[EXERCISE] How many of the lines below hold "time"? Only the number, please.

---------- INFORMATION ----------

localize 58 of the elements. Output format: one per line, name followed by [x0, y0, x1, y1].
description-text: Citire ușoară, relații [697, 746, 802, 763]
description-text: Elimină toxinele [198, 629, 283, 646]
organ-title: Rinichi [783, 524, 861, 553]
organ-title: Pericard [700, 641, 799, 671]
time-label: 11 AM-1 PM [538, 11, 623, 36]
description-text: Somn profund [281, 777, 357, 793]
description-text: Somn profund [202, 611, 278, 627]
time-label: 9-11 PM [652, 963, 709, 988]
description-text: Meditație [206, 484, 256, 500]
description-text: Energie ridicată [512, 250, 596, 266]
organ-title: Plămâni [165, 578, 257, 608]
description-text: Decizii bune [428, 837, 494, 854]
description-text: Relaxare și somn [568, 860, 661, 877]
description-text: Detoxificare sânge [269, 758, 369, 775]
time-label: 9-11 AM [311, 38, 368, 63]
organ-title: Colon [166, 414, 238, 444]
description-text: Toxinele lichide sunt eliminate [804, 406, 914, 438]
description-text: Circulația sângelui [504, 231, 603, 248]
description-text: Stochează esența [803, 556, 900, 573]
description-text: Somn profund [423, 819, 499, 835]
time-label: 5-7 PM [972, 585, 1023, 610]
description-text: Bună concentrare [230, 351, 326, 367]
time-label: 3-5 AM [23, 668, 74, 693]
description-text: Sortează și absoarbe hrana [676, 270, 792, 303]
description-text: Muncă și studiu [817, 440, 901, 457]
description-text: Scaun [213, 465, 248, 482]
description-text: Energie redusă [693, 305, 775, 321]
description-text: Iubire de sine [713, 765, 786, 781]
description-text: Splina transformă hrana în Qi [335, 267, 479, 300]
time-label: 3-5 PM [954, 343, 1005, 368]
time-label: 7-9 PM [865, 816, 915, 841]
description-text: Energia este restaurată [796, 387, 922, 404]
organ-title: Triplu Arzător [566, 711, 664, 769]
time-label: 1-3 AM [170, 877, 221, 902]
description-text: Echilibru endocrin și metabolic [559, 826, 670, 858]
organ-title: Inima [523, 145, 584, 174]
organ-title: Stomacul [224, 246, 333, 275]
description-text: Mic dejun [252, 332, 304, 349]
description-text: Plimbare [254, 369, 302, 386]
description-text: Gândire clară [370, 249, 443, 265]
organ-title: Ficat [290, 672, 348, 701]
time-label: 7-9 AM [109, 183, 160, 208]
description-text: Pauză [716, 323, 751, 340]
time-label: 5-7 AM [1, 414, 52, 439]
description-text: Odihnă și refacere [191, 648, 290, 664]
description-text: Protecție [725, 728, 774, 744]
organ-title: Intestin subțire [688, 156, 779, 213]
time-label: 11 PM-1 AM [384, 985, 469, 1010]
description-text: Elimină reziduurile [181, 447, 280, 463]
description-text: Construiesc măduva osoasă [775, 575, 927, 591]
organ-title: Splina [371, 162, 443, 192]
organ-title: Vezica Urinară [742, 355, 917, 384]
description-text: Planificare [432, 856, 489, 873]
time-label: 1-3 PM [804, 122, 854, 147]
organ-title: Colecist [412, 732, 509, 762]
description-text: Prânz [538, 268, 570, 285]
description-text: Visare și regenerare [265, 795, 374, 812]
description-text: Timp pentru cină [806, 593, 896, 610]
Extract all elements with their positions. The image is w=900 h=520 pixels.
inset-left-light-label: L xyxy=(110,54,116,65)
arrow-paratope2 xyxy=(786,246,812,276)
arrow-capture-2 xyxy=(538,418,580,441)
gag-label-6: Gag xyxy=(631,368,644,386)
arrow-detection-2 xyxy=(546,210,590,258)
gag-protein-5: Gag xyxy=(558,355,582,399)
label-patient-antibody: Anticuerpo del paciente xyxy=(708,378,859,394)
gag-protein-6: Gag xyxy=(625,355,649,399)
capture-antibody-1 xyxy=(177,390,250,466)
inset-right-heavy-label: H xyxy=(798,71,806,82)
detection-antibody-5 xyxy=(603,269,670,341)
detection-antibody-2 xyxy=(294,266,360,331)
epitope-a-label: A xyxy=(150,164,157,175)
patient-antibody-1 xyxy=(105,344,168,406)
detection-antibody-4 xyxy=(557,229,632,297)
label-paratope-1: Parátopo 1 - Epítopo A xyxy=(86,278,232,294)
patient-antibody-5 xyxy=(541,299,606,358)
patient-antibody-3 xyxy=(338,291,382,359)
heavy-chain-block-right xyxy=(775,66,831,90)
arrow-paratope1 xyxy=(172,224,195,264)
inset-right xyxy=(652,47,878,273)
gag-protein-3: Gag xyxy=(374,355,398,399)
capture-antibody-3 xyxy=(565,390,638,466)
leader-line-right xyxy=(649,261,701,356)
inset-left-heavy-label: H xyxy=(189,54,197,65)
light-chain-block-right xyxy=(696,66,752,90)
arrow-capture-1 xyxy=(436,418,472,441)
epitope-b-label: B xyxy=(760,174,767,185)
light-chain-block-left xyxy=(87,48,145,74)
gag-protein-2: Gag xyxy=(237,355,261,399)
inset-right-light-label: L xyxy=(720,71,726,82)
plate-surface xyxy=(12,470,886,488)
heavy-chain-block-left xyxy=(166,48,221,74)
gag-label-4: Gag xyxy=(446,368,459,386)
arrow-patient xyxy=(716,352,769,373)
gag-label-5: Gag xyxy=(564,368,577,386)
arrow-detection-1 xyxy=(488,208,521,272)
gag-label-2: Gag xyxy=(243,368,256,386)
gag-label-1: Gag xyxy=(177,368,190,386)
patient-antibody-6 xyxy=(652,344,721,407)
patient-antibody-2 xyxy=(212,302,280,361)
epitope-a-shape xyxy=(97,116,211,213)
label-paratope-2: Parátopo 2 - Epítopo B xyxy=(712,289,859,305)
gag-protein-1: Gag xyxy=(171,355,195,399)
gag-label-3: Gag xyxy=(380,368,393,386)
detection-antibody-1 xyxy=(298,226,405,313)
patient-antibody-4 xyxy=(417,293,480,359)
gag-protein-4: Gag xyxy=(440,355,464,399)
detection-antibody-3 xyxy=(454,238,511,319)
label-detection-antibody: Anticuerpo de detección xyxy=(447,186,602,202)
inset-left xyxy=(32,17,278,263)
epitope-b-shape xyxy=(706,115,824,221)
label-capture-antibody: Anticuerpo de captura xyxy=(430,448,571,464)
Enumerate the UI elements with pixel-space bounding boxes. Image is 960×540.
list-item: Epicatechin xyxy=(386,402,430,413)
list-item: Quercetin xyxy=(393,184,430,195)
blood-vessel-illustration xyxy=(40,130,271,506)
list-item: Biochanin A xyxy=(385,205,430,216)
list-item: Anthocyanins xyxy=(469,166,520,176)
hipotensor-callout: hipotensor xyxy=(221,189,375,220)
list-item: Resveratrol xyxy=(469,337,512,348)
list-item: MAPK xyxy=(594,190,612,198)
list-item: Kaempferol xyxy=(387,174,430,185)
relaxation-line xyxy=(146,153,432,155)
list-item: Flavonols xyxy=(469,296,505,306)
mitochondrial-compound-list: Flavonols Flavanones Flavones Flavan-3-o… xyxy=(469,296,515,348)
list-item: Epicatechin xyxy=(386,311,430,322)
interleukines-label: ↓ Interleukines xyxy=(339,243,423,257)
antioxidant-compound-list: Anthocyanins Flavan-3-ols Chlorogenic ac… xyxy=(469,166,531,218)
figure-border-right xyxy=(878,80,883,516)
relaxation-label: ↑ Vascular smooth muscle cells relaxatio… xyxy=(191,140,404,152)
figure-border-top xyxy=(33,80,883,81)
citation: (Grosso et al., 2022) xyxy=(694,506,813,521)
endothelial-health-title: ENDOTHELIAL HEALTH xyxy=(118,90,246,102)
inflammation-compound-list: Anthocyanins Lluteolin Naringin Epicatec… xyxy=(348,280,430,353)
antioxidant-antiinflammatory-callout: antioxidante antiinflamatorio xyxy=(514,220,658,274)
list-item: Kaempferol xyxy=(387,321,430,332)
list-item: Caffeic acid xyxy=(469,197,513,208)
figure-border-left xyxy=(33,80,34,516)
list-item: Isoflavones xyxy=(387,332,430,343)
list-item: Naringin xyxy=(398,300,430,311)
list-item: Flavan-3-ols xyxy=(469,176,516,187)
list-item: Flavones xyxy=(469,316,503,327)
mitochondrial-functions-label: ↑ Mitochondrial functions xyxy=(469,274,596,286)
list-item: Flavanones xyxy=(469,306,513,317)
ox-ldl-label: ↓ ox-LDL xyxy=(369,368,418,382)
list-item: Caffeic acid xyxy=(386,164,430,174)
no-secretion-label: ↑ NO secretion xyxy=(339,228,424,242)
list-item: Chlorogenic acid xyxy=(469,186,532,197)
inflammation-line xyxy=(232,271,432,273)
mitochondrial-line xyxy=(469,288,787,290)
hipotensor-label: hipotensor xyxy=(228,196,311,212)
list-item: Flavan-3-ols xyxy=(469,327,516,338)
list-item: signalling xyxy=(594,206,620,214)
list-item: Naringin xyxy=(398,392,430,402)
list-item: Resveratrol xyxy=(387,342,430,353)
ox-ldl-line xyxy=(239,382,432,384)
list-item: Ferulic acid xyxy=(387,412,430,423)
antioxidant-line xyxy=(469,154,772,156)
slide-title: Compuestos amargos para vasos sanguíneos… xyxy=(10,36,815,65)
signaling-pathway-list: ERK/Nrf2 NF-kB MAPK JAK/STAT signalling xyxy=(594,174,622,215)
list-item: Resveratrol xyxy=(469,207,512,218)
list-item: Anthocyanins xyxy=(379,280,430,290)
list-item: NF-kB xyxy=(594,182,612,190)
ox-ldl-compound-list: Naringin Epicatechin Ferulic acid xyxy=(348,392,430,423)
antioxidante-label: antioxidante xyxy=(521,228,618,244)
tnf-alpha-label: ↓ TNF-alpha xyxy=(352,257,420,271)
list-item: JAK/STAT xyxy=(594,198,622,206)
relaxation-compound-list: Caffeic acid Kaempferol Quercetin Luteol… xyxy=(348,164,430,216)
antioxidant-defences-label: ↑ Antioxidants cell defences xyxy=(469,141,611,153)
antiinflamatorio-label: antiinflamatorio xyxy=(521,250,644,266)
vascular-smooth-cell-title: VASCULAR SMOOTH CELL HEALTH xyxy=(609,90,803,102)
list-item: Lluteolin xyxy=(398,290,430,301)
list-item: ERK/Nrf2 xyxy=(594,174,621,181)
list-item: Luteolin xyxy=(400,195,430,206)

----------

[ANSWER TO THE EXERCISE] 12